--- begin PROVIDED ENTRIES ---

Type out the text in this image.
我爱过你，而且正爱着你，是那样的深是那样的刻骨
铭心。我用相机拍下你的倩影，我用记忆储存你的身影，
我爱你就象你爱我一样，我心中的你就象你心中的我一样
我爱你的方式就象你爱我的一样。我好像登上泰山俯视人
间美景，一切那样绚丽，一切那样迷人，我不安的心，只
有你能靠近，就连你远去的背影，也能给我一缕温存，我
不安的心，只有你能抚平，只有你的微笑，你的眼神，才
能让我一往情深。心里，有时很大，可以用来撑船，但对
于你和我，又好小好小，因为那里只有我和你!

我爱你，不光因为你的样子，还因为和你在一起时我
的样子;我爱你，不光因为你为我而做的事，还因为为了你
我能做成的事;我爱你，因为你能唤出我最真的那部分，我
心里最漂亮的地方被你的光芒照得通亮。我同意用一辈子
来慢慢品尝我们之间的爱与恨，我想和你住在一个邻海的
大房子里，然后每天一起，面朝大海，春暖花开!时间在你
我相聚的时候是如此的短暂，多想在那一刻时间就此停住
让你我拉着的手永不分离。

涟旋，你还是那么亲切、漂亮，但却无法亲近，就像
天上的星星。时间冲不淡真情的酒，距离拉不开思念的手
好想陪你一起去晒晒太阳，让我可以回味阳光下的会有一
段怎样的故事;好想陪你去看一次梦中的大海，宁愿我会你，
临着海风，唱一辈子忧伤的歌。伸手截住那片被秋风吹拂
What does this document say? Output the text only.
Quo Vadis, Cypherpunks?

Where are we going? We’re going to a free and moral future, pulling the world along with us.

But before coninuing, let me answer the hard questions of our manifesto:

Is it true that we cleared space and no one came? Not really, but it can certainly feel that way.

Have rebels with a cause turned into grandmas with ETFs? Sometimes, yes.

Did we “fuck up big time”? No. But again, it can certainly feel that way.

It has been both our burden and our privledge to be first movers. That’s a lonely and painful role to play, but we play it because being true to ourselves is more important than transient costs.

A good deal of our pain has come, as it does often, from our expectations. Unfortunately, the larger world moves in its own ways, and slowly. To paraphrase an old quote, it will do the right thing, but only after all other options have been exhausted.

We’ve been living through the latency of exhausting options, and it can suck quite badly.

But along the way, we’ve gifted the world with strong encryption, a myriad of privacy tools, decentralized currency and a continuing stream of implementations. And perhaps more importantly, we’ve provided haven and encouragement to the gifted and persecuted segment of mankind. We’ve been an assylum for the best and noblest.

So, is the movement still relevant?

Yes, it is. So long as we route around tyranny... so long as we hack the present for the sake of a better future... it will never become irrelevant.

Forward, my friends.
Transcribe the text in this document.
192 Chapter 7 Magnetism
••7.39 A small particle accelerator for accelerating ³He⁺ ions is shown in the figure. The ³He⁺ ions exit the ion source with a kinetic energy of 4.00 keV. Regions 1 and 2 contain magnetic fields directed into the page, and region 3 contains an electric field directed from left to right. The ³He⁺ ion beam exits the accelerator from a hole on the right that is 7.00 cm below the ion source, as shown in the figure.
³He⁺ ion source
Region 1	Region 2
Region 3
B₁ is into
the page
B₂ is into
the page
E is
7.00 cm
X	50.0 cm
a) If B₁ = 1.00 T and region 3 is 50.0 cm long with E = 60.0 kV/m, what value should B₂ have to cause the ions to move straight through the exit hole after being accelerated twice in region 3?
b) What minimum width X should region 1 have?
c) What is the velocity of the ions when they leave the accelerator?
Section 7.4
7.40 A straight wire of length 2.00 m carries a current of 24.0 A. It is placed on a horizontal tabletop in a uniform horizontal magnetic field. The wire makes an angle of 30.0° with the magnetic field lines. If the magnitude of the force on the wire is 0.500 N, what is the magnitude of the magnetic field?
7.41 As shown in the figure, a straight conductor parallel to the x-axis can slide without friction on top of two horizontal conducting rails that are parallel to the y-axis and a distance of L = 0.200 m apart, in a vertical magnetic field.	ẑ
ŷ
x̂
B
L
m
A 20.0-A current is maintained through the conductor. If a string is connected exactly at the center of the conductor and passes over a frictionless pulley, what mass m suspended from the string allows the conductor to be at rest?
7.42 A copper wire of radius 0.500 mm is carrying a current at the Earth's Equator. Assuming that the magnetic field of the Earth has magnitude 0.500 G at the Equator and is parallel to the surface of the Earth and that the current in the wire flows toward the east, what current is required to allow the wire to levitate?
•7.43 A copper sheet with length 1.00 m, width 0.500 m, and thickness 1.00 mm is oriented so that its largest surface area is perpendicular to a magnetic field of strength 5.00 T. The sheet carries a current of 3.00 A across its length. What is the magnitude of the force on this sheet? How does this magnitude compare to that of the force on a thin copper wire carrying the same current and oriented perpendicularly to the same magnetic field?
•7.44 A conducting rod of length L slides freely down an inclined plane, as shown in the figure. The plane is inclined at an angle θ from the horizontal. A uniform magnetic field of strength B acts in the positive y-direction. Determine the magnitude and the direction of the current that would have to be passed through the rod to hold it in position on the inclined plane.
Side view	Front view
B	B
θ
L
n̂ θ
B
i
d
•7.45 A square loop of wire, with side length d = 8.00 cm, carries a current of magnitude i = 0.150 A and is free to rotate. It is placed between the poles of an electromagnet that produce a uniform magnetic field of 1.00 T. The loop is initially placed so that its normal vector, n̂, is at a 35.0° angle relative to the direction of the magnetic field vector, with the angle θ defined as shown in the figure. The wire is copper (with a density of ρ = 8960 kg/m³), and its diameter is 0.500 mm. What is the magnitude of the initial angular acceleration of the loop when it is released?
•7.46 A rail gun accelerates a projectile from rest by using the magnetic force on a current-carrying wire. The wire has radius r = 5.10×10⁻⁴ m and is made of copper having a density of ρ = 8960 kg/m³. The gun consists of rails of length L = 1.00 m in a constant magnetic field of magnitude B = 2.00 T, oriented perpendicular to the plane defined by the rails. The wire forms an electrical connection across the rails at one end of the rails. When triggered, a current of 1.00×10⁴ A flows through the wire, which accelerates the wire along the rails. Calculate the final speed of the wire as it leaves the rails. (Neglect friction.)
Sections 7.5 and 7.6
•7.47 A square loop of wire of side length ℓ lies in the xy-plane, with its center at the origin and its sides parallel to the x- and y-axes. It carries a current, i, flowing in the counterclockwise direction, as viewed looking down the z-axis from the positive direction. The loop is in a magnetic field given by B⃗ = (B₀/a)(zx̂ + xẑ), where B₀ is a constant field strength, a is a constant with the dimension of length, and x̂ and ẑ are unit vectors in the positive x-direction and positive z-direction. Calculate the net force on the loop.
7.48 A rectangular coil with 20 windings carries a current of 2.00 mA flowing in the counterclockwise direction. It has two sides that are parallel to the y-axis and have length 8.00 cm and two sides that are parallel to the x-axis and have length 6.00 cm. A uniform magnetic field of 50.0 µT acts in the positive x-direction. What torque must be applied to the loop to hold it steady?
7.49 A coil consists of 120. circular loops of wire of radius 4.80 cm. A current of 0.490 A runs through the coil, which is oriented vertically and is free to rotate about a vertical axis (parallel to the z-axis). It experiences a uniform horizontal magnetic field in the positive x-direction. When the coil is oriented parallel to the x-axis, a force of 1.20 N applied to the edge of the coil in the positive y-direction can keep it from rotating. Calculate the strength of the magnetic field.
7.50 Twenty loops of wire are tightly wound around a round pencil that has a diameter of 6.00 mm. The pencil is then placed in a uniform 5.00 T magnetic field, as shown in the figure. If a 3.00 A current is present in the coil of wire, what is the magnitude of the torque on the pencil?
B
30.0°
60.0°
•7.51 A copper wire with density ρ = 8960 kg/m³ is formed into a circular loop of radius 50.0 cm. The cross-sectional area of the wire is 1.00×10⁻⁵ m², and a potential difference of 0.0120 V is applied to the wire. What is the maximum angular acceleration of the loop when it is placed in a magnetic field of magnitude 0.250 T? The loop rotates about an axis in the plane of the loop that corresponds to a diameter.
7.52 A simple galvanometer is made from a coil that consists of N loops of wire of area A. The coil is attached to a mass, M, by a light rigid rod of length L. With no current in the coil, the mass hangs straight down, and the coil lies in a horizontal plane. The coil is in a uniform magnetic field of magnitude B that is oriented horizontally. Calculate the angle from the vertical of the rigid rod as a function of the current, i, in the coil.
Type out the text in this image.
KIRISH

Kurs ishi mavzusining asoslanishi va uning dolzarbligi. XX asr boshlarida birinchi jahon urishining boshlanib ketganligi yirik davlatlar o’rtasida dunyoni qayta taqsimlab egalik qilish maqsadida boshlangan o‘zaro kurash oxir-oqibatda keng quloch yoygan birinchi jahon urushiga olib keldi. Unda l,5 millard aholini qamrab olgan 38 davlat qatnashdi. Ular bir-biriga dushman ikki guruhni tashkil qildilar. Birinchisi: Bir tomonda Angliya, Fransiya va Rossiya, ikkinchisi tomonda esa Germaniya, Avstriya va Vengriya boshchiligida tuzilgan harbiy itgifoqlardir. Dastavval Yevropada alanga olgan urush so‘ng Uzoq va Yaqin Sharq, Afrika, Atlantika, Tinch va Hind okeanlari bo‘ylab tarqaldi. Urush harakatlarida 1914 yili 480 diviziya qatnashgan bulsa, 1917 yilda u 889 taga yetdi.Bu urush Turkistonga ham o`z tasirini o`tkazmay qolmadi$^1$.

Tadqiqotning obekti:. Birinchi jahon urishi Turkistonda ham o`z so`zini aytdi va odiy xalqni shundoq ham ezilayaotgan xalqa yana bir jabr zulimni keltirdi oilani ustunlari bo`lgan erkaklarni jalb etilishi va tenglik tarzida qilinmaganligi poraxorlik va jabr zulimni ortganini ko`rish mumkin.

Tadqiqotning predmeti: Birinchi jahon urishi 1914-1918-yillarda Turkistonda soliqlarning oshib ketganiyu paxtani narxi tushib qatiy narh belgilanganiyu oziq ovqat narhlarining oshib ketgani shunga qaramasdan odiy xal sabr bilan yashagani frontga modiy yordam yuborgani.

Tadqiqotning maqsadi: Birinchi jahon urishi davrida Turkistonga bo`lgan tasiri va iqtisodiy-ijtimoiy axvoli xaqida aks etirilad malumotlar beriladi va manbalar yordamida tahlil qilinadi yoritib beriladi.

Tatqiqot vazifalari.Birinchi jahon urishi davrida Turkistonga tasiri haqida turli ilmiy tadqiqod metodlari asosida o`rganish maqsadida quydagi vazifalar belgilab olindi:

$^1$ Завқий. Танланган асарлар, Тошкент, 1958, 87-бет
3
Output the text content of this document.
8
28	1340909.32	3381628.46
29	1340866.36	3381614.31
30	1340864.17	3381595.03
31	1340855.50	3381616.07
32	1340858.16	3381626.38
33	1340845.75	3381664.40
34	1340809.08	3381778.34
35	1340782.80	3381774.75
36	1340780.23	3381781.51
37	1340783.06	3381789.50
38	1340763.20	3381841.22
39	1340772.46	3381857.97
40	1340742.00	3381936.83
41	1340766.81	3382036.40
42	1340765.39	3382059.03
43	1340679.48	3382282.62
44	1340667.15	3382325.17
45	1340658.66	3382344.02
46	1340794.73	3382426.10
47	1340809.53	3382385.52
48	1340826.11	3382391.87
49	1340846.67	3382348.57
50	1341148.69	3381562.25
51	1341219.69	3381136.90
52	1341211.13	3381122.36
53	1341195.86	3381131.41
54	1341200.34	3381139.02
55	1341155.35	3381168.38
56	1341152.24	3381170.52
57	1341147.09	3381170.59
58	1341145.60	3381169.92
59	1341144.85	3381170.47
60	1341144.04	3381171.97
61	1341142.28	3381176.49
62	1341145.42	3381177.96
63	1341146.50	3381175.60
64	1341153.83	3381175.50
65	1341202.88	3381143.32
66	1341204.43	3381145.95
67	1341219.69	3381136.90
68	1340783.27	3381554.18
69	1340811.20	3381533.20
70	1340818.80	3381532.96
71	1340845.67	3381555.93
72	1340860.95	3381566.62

--- end PROVIDED ENTRIES ---

◆ **WHAT THIS TASK INVOLVES**
In the records above, locate the lines holding the word "applied". Copy each of them.

◆ **SOLUTION**
7.48 A rectangular coil with 20 windings carries a current of 2.00 mA flowing in the counterclockwise direction. It has two sides that are parallel to the y-axis and have length 8.00 cm and two sides that are parallel to the x-axis and have length 6.00 cm. A uniform magnetic field of 50.0 µT acts in the positive x-direction. What torque must be applied to the loop to hold it steady?
7.49 A coil consists of 120. circular loops of wire of radius 4.80 cm. A current of 0.490 A runs through the coil, which is oriented vertically and is free to rotate about a vertical axis (parallel to the z-axis). It experiences a uniform horizontal magnetic field in the positive x-direction. When the coil is oriented parallel to the x-axis, a force of 1.20 N applied to the edge of the coil in the positive y-direction can keep it from rotating. Calculate the strength of the magnetic field.
•7.51 A copper wire with density ρ = 8960 kg/m³ is formed into a circular loop of radius 50.0 cm. The cross-sectional area of the wire is 1.00×10⁻⁵ m², and a potential difference of 0.0120 V is applied to the wire. What is the maximum angular acceleration of the loop when it is placed in a magnetic field of magnitude 0.250 T? The loop rotates about an axis in the plane of the loop that corresponds to a diameter.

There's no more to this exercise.